(Goal of the exercise): Revise the Pytassium post by rewriting everything from "There are usage" down to "with the terminal.", changing "command line utility" to "command-line tool".

(Text block):

Recommended allowance of… Pytassium

Posted on 08/11/2011 by


One of the things I’ve mentioned in a few featured dataset posts is Pytassium. Pytassium is listed alongside other client libraries in the Kasabi docs, and it’s a Python creature hatching from an egg for installing etc. But what I’ve mostly been using it for is a cool trick it does when it works as a command line over Kasabi.

It’s up on github, and was built by Ian Davis. To get up and running, I used setuptools, and the easy_install option:

>sudo easy_install pytassium

Scripting for APIs

Pytassium ties in with most of Kasabi’s APIs, and the ReadMe goes through getting started for scripting along with the APIs. A short example is using the Lookup API (for NASA in this case):

import pytassium
import time
dataset = pytassium.Dataset('nasa','put-your-api-key-here')

# --------------------------
# Use the lookup API
# --------------------------
response, data = dataset.lookup('')
if response.status in range(200,300):
  # data now contains an rdflib.Graph
  print data.serialize(format="turtle") 
  print "Oh no! %d %s - %s" % (response.status, response.reason, body)

There are usage patterns for each of the core APIs in Kasabi, with the current exception of augmentation (which has its own home under “to do” :) )

Exploring Data

The other feature of Pytassium is the command line utility. I use this quite a bit to explore a dataset, and it begins with the terminal.

So, since I’m already at my terminal, I get to simply type: p y t a s s i u m, and get the lovely >>> prompt, reminding me, as a noob, that I’m at the wheel of Python here. So to explore a set, I simply have to tell the command which dataset I’m looking for (using the URL path), then give it my API key (make sure you’re subscribed):

>>>use prelinger-archives
>>>apikey ***

Now that we’re inside the Prelinger dataset, we can start poking around. If you’re after a quick sample of the data, simply type: sample. If you’ve got a piece of data that you want a description of, type in: describe . If you run a sample, or have an array back already, you can also describe by the index (i.e. “describe 0”).

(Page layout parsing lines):

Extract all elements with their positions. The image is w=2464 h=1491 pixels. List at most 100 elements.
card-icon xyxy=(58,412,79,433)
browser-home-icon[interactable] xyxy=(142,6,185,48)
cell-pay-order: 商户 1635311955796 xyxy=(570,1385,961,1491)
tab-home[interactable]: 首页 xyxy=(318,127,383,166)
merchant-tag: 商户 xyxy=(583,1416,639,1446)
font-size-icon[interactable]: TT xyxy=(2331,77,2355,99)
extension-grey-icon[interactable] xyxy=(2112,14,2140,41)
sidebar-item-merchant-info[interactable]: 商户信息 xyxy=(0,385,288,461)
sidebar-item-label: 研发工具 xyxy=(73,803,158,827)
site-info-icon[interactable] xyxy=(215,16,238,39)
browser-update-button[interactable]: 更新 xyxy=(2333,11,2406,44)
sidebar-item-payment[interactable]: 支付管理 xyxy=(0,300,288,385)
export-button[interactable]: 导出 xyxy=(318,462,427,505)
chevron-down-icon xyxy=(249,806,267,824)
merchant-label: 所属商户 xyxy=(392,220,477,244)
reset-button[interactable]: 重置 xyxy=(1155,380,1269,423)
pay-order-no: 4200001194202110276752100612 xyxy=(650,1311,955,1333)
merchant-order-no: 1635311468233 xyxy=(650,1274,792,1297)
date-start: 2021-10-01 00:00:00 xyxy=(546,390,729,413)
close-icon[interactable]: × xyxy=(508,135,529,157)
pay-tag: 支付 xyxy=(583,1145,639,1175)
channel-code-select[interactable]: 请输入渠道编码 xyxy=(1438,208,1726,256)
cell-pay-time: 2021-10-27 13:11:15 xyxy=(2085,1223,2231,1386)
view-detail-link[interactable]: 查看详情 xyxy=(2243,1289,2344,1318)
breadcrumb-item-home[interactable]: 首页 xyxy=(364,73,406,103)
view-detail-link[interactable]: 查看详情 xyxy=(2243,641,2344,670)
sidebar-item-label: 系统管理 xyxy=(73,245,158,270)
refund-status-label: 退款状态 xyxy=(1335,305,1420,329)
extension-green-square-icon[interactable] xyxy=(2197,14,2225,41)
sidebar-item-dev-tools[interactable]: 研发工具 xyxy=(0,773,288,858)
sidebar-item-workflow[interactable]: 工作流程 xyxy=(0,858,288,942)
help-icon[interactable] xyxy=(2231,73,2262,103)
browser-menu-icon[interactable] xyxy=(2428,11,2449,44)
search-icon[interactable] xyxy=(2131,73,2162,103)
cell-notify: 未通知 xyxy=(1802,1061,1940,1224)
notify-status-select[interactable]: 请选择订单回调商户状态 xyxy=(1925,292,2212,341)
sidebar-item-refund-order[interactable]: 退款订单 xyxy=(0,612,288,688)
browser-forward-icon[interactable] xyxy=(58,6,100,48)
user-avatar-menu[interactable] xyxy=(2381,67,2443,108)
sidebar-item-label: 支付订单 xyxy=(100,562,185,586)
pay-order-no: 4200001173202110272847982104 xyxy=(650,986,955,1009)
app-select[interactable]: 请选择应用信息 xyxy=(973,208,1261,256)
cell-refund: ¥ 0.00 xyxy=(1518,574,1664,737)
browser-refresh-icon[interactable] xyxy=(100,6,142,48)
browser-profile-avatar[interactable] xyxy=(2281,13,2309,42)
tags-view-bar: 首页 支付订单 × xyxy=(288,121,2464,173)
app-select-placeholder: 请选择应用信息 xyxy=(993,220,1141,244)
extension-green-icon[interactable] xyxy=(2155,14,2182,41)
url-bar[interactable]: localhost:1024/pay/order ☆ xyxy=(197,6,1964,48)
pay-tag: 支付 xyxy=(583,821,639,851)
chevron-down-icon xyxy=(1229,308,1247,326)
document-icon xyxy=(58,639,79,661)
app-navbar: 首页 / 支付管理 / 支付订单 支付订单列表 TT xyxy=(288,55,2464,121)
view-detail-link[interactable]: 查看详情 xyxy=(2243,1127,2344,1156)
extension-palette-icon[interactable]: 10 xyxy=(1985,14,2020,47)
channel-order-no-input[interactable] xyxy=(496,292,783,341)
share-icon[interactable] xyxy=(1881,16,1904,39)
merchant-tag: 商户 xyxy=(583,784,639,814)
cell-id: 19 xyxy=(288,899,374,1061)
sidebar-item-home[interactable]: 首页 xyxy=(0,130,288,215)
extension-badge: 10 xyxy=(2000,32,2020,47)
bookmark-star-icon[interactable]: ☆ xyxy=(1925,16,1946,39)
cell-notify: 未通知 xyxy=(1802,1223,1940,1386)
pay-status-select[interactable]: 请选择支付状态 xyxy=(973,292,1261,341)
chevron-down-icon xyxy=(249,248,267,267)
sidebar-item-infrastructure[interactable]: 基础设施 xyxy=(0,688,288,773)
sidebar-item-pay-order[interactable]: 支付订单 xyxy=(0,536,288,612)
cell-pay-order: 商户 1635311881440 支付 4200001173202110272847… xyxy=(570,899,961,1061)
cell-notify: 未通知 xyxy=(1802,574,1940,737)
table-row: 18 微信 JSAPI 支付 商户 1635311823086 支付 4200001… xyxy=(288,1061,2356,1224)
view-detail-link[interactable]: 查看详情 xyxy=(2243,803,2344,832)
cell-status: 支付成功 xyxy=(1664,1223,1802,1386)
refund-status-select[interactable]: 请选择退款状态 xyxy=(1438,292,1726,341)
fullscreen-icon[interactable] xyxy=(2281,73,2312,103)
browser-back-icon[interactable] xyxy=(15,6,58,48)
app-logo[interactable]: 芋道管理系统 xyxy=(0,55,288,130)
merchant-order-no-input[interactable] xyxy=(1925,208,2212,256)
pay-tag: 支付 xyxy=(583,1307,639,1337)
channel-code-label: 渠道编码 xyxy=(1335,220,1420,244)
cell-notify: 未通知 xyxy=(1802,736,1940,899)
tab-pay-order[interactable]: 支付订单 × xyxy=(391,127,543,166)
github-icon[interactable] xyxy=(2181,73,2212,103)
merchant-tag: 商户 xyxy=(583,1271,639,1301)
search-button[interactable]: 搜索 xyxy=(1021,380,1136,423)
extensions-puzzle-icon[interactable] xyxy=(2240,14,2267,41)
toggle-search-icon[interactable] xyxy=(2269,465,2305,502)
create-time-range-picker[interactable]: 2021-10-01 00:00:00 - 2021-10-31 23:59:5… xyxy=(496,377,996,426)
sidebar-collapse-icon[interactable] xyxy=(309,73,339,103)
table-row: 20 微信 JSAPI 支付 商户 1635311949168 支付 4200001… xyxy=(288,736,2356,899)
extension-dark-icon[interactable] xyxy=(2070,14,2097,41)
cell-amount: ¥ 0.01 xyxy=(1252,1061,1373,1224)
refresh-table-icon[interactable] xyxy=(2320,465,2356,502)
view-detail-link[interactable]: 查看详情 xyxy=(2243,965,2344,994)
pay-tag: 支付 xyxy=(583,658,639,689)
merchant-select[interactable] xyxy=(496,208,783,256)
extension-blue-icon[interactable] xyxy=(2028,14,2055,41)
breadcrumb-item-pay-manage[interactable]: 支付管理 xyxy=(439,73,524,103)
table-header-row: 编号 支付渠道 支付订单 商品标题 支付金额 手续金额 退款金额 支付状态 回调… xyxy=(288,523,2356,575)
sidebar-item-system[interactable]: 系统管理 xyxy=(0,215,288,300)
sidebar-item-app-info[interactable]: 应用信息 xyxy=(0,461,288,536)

(Solution to this task):
There are usage patterns for each of the core APIs in Kasabi, with the current exception of augmentation (which has its own home under “to do” :) )

Exploring Data

The other feature of Pytassium is the command-line tool. I use this quite a bit to explore a dataset, and it begins with the terminal.